EXERCISE
All the records that follow need to be reproduced exactly. Omit the images.

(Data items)
========================================
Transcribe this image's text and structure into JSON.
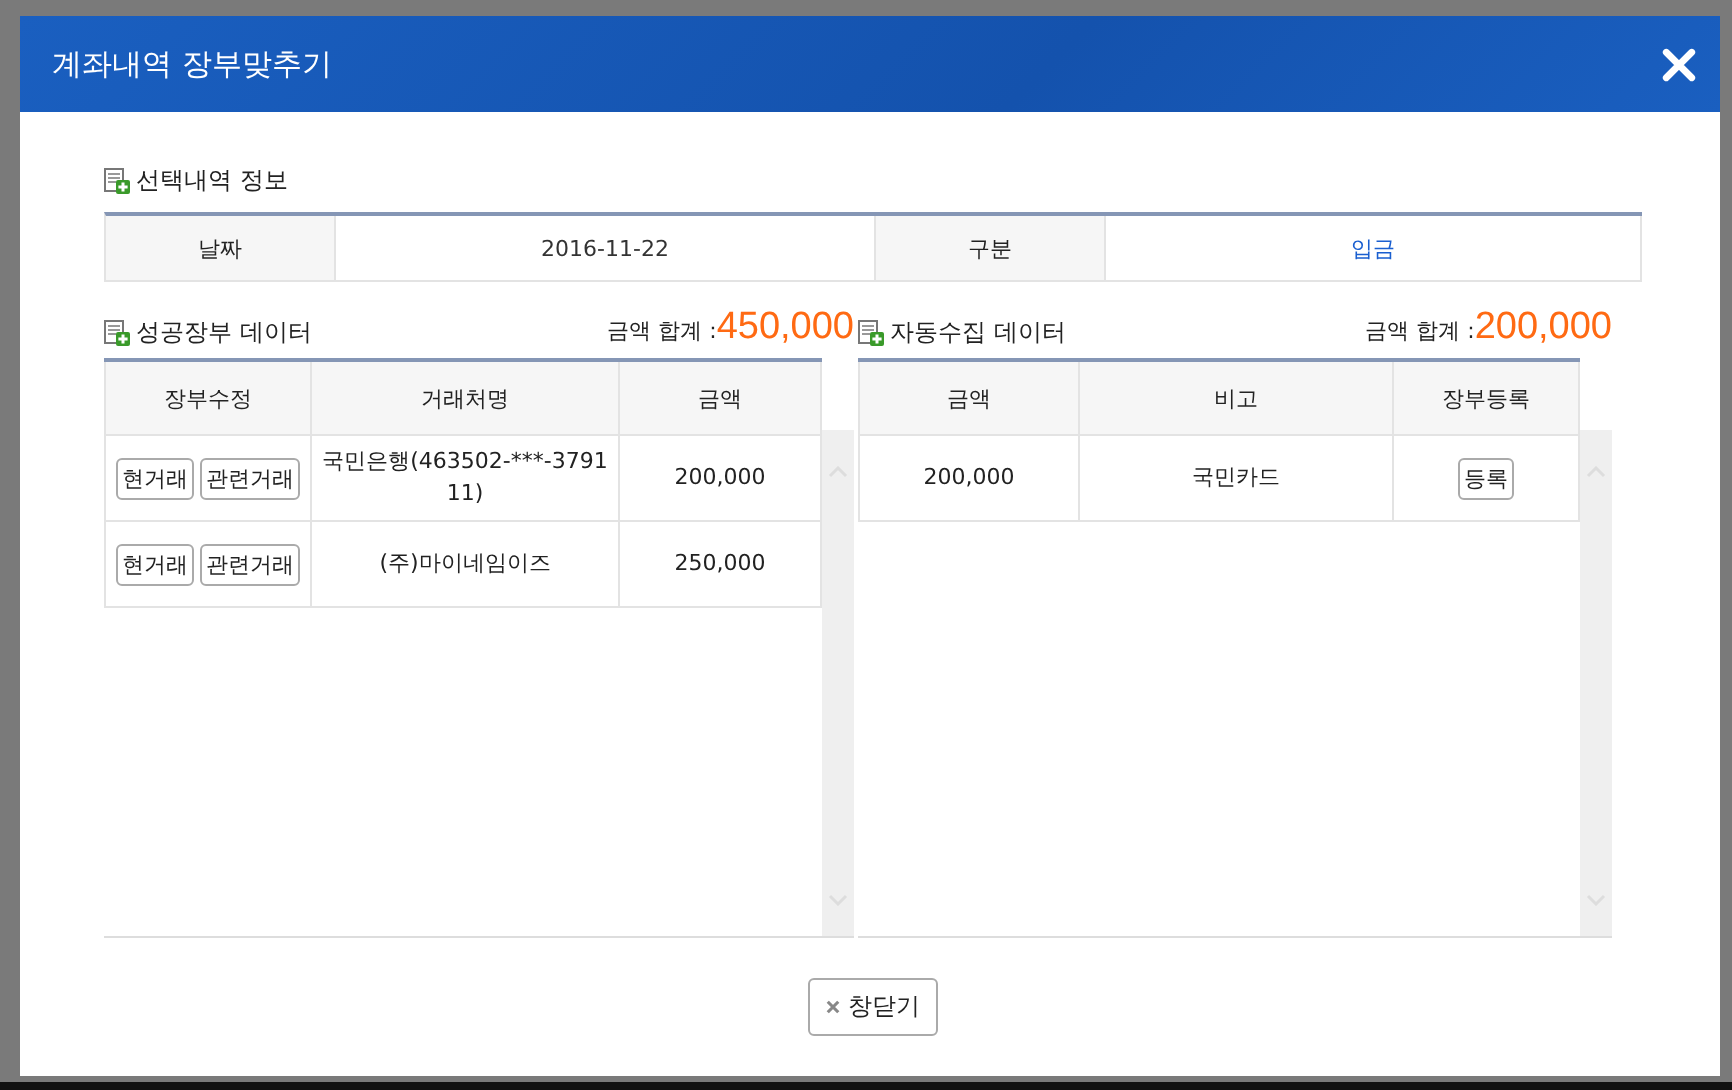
{
  "window": {
    "title": "계좌내역 장부맞추기"
  },
  "selection": {
    "title": "선택내역 정보",
    "fields": [
      {
        "label": "날짜",
        "value": "2016-11-22",
        "kind": "plain"
      },
      {
        "label": "구분",
        "value": "입금",
        "kind": "link"
      }
    ]
  },
  "ledger": {
    "title": "성공장부 데이터",
    "total_label": "금액 합계 :",
    "total": "450,000",
    "columns": [
      "장부수정",
      "거래처명",
      "금액"
    ],
    "rows": [
      {
        "actions": [
          "현거래",
          "관련거래"
        ],
        "name": "국민은행(463502-***-379111)",
        "amount": "200,000"
      },
      {
        "actions": [
          "현거래",
          "관련거래"
        ],
        "name": "(주)마이네임이즈",
        "amount": "250,000"
      }
    ]
  },
  "collected": {
    "title": "자동수집 데이터",
    "total_label": "금액 합계 :",
    "total": "200,000",
    "columns": [
      "금액",
      "비고",
      "장부등록"
    ],
    "rows": [
      {
        "amount": "200,000",
        "note": "국민카드",
        "action": "등록"
      }
    ]
  },
  "footer": {
    "close_button": "창닫기"
  }
}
========================================
SOLUTION BELOW
Transcribe this image's text and structure into JSON.
{
  "window": {
    "title": "계좌내역 장부맞추기"
  },
  "selection": {
    "title": "선택내역 정보",
    "fields": [
      {
        "label": "날짜",
        "value": "2016-11-22",
        "kind": "plain"
      },
      {
        "label": "구분",
        "value": "입금",
        "kind": "link"
      }
    ]
  },
  "ledger": {
    "title": "성공장부 데이터",
    "total_label": "금액 합계 :",
    "total": "450,000",
    "columns": [
      "장부수정",
      "거래처명",
      "금액"
    ],
    "rows": [
      {
        "actions": [
          "현거래",
          "관련거래"
        ],
        "name": "국민은행(463502-***-379111)",
        "amount": "200,000"
      },
      {
        "actions": [
          "현거래",
          "관련거래"
        ],
        "name": "(주)마이네임이즈",
        "amount": "250,000"
      }
    ]
  },
  "collected": {
    "title": "자동수집 데이터",
    "total_label": "금액 합계 :",
    "total": "200,000",
    "columns": [
      "금액",
      "비고",
      "장부등록"
    ],
    "rows": [
      {
        "amount": "200,000",
        "note": "국민카드",
        "action": "등록"
      }
    ]
  },
  "footer": {
    "close_button": "창닫기"
  }
}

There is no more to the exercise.